§ **DATA SUPPLIED**:
◇ ◇ ◇ ◇ ◇ ◇ ◇
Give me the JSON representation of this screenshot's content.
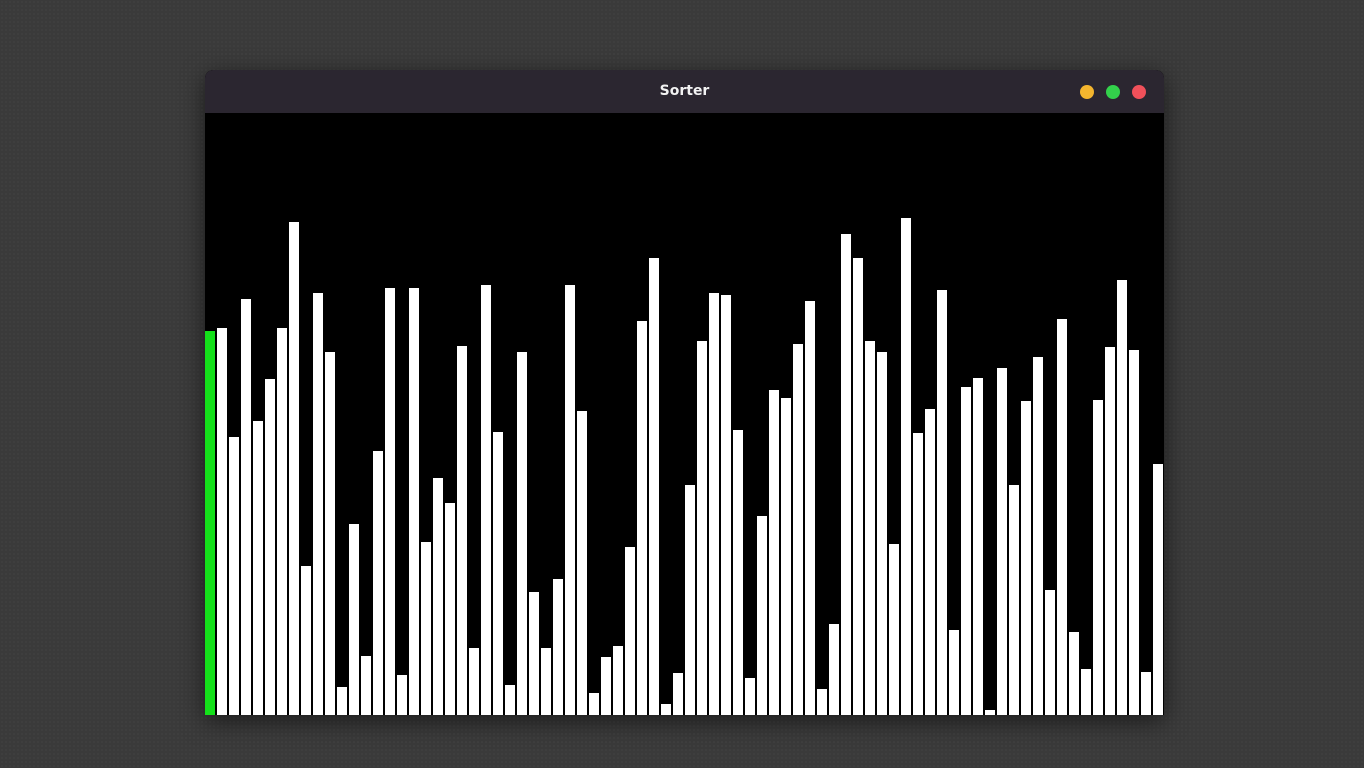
{
  "window": {
    "title": "Sorter",
    "controls": [
      {
        "name": "minimize-button",
        "icon": "minimize-dot-icon",
        "color": "#f4b52e"
      },
      {
        "name": "maximize-button",
        "icon": "maximize-dot-icon",
        "color": "#33d14b"
      },
      {
        "name": "close-button",
        "icon": "close-dot-icon",
        "color": "#f0505a"
      }
    ]
  },
  "visualization": {
    "bar_color": "#ffffff",
    "highlight_color": "#14e01a",
    "highlighted_index": 0,
    "max_value": 602,
    "values": [
      384,
      387,
      278,
      416,
      294,
      336,
      387,
      493,
      149,
      422,
      363,
      28,
      191,
      59,
      264,
      427,
      40,
      427,
      173,
      237,
      212,
      369,
      67,
      430,
      283,
      30,
      363,
      123,
      67,
      136,
      430,
      304,
      22,
      58,
      69,
      168,
      394,
      457,
      11,
      42,
      230,
      374,
      422,
      420,
      285,
      37,
      199,
      325,
      317,
      371,
      414,
      26,
      91,
      481,
      457,
      374,
      363,
      171,
      497,
      282,
      306,
      425,
      85,
      328,
      337,
      5,
      347,
      230,
      314,
      358,
      125,
      396,
      83,
      46,
      315,
      368,
      435,
      365,
      43,
      251
    ]
  }
}
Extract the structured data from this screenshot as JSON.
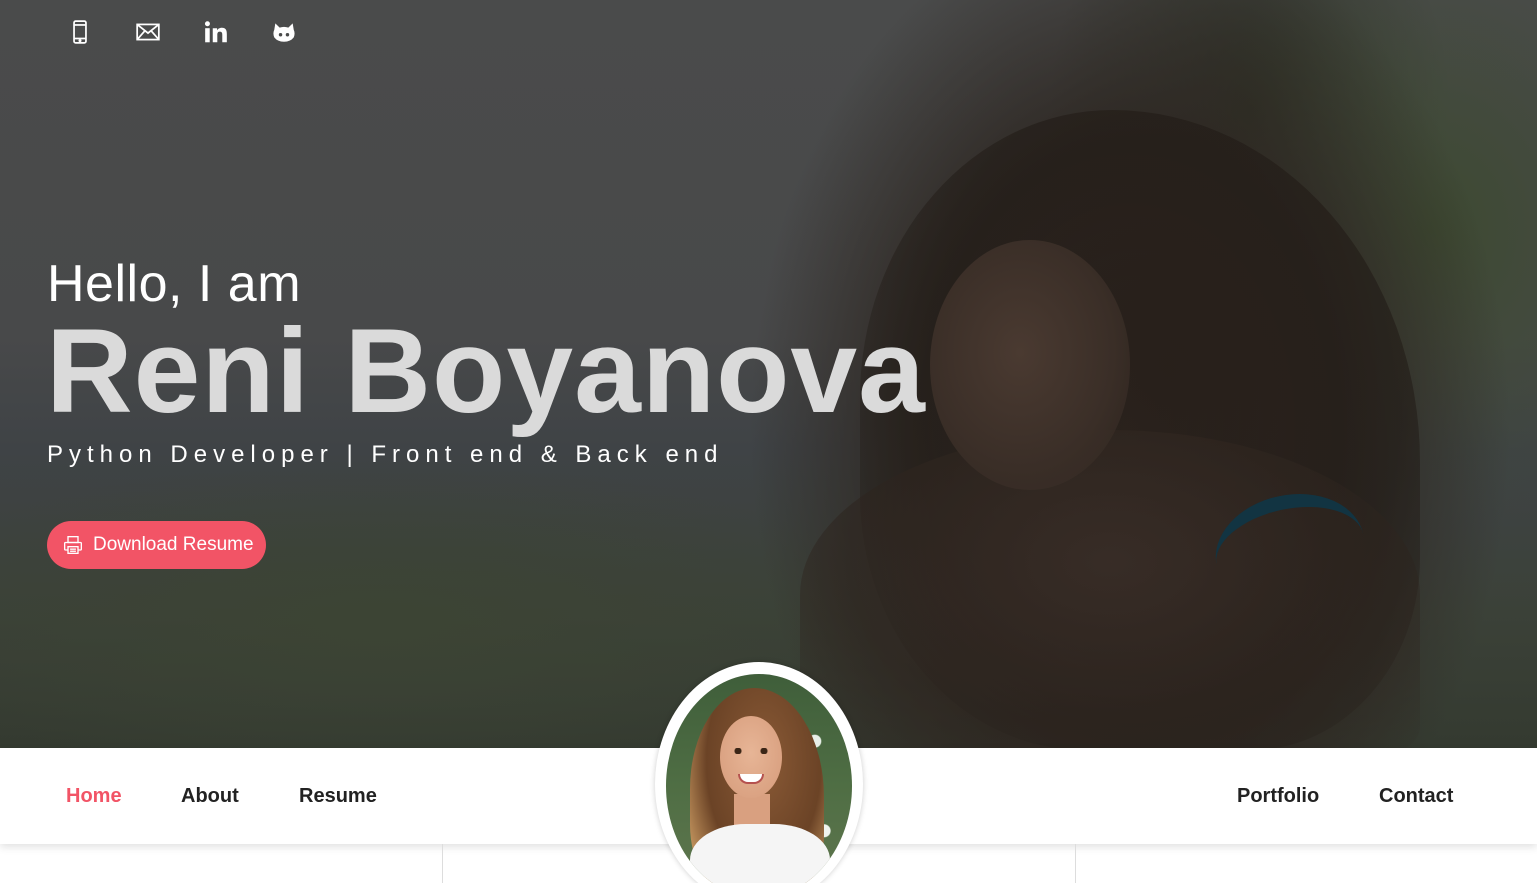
◇ ◇ ◇ ◇ ◇ ◇ ◇
§ **AIM**:
In your copy, repeat each record exactly and include no pictures.

§ **RESPONSE**:
Give me the JSON representation of this screenshot's content.
{
  "window": {
    "title": "Sorter",
    "controls": [
      {
        "name": "minimize-button",
        "icon": "minimize-dot-icon",
        "color": "#f4b52e"
      },
      {
        "name": "maximize-button",
        "icon": "maximize-dot-icon",
        "color": "#33d14b"
      },
      {
        "name": "close-button",
        "icon": "close-dot-icon",
        "color": "#f0505a"
      }
    ]
  },
  "visualization": {
    "bar_color": "#ffffff",
    "highlight_color": "#14e01a",
    "highlighted_index": 0,
    "max_value": 602,
    "values": [
      384,
      387,
      278,
      416,
      294,
      336,
      387,
      493,
      149,
      422,
      363,
      28,
      191,
      59,
      264,
      427,
      40,
      427,
      173,
      237,
      212,
      369,
      67,
      430,
      283,
      30,
      363,
      123,
      67,
      136,
      430,
      304,
      22,
      58,
      69,
      168,
      394,
      457,
      11,
      42,
      230,
      374,
      422,
      420,
      285,
      37,
      199,
      325,
      317,
      371,
      414,
      26,
      91,
      481,
      457,
      374,
      363,
      171,
      497,
      282,
      306,
      425,
      85,
      328,
      337,
      5,
      347,
      230,
      314,
      358,
      125,
      396,
      83,
      46,
      315,
      368,
      435,
      365,
      43,
      251
    ]
  }
}
Extract the structured data from this screenshot as JSON.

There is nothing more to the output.